The diary of a reluctant cheerdancer

- Monique Buensalido -
I’ve always admired cheerleaders. Whether you see them on TV, in the movies or in the hallways of your school, they always have a certain aura around them. When people hear the term "cheerleader," they usually think only of the status that comes with being one. In movies, isn’t the most popular girl a cheerleader? Aren’t the rest of the girls dying to be part of the cheering squad? (Unless the movie’s like She’s All That or Ten Things I Hate About You, where the lead character is a rebel spirit.) Cheerleaders have always been connected with being popular and beautiful. That’s not the reason why the whole world grins back when they smile. When cheerleaders yell, everyone shrieks in reply. When they dance, the crowd moves along. It’s not just about being popular and beautiful. It’s not the short skirts either. It’s about pure talent. It’s about spirit.

Okay, so maybe some guys watch cheering competitions to look for good-looking girls with nice legs, but when you watch the competitions, you’ll really see how talented and creative cheerdancers can be. I was in grade school when I first watched a cheering competition. It was in our school, and even though I was watching grade school cheerdancers, I was really amazed at how cool it was.

I was even more speechless when I got to watch the high school cheering competition. The girls seemed older, more confident and so good at what they were doing! When the music started, they put on fabulous smiles, clutched their pompoms in their hands and started to dance. As the crowd cheered for them, all of them would be in a blur of color as they executed their steps with vigor. It was incredible. Everyone watching couldn’t help but cheer as well.

The following year, our batch was finally part of the grade school cheering competition, and a lot of plans were made for the big day. I was very excited, but even with all my enthusiasm for the event I wasn’t a cheerdancer. I had no intentions of being one! I just decided to be part of the pep squad, the bunch who would lead the batch in the cheers and everything. I didn’t have the body for cheering but I had the loud voice!

____

PROMPT:
Please copy the cheerdancer diary excerpt word for word, from "The following year, our" to "the loud voice!". The items that come next are separate from the cheerdancer diary.

RECORD SET:

____

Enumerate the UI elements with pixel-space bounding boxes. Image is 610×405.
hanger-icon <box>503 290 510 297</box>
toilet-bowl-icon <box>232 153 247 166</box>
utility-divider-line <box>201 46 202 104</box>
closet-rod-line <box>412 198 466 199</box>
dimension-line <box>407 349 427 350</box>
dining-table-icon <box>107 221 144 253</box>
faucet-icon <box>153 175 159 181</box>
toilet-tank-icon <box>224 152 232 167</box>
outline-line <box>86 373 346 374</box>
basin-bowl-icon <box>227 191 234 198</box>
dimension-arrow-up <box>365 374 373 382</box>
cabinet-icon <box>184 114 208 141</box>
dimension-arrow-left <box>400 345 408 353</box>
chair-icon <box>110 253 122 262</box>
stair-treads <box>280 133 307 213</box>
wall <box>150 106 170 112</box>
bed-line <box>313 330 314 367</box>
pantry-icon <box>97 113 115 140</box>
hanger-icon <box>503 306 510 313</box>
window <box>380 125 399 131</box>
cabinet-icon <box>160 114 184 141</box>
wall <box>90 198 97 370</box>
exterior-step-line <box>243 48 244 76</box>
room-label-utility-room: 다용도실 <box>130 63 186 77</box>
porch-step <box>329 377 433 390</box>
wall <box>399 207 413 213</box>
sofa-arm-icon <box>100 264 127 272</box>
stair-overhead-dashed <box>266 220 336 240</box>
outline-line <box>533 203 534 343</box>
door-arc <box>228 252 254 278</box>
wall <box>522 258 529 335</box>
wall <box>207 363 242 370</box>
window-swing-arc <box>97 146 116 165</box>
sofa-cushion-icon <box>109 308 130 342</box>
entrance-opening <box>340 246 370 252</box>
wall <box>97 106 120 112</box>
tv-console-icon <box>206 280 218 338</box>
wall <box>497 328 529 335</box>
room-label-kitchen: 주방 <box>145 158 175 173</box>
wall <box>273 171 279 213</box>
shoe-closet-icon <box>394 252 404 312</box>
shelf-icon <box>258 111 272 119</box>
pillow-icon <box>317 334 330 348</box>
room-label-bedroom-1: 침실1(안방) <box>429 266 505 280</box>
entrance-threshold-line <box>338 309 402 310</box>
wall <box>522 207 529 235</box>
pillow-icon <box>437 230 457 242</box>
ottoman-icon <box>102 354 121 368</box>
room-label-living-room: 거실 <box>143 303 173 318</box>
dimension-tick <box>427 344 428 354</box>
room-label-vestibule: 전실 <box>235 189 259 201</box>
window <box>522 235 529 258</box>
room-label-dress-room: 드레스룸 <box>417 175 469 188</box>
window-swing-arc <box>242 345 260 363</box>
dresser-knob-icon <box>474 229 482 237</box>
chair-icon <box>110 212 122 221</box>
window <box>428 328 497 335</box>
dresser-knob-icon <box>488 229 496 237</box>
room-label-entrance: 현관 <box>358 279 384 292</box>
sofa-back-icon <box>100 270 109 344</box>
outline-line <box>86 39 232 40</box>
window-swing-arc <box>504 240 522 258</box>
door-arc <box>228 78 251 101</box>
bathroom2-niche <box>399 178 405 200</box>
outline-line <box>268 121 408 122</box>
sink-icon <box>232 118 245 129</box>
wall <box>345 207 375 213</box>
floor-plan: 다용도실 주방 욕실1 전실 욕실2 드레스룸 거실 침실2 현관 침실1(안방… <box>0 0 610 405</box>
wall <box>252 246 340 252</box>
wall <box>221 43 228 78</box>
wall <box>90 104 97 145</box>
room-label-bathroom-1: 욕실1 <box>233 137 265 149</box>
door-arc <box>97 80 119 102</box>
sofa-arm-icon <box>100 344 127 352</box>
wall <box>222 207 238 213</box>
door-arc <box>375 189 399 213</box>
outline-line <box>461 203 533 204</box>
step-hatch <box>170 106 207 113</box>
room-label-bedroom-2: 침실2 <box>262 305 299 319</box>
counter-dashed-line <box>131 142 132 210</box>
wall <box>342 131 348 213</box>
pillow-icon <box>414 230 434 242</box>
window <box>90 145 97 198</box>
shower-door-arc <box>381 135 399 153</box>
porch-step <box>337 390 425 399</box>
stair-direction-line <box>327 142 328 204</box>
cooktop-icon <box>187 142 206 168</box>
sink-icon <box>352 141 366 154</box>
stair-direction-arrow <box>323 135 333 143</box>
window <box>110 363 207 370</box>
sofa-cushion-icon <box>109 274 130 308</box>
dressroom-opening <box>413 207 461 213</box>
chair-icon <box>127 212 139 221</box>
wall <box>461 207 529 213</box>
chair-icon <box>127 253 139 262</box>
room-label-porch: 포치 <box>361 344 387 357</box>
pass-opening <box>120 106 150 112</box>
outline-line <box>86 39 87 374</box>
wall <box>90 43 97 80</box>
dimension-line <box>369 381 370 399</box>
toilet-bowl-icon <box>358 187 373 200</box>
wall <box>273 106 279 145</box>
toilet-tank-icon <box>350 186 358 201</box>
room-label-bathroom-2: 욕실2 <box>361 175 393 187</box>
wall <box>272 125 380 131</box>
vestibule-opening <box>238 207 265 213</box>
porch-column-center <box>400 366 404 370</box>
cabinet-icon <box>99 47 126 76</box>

____

EXERCISE RESPONSE:
The following year, our batch was finally part of the grade school cheering competition, and a lot of plans were made for the big day. I was very excited, but even with all my enthusiasm for the event I wasn’t a cheerdancer. I had no intentions of being one! I just decided to be part of the pep squad, the bunch who would lead the batch in the cheers and everything. I didn’t have the body for cheering but I had the loud voice!